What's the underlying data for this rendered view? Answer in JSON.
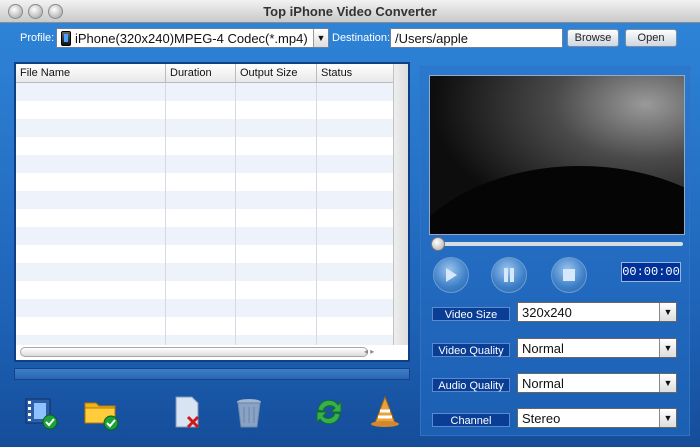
{
  "window": {
    "title": "Top iPhone Video Converter"
  },
  "profile": {
    "label": "Profile:",
    "value": "iPhone(320x240)MPEG-4 Codec(*.mp4)"
  },
  "destination": {
    "label": "Destination:",
    "value": "/Users/apple",
    "browse_label": "Browse",
    "open_label": "Open"
  },
  "file_table": {
    "columns": [
      "File Name",
      "Duration",
      "Output Size",
      "Status"
    ]
  },
  "player": {
    "time": "00:00:00"
  },
  "options": {
    "video_size": {
      "label": "Video Size",
      "value": "320x240"
    },
    "video_quality": {
      "label": "Video Quality",
      "value": "Normal"
    },
    "audio_quality": {
      "label": "Audio Quality",
      "value": "Normal"
    },
    "channel": {
      "label": "Channel",
      "value": "Stereo"
    }
  },
  "toolbar_icons": [
    "add-video-icon",
    "add-folder-icon",
    "remove-file-icon",
    "trash-icon",
    "convert-icon",
    "cone-icon"
  ]
}
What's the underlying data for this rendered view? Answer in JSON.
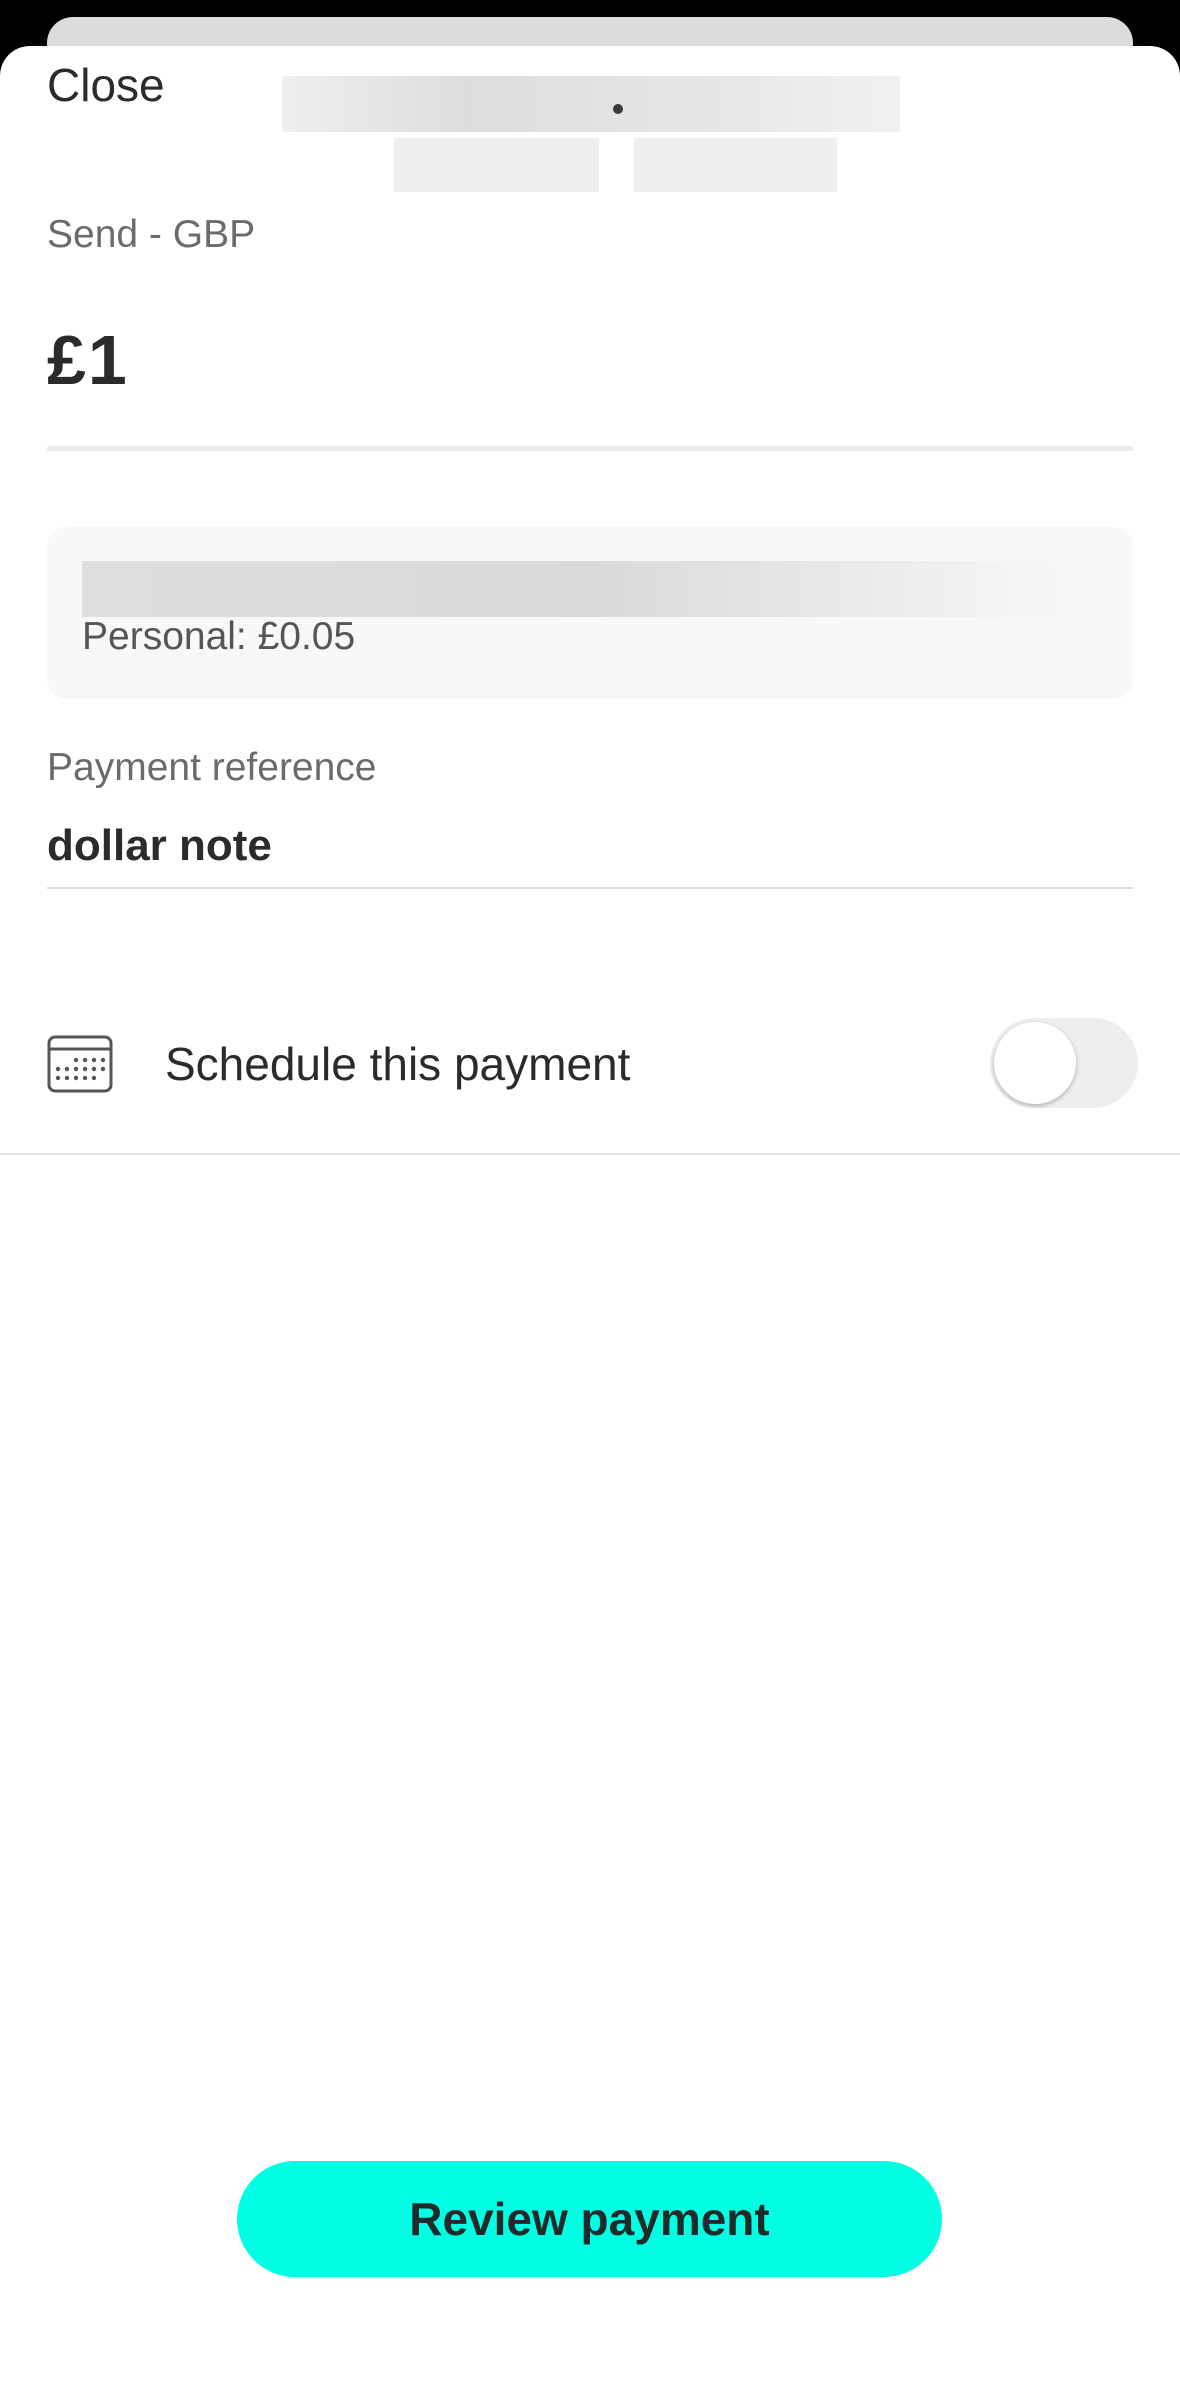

(REQUIREMENTS) List all lines from the entries that include the word "iPhone".

(ANSWER TO THE EXERCISE)
    "title": "Top iPhone Video Converter"
    "value": "iPhone(320x240)MPEG-4 Codec(*.mp4)"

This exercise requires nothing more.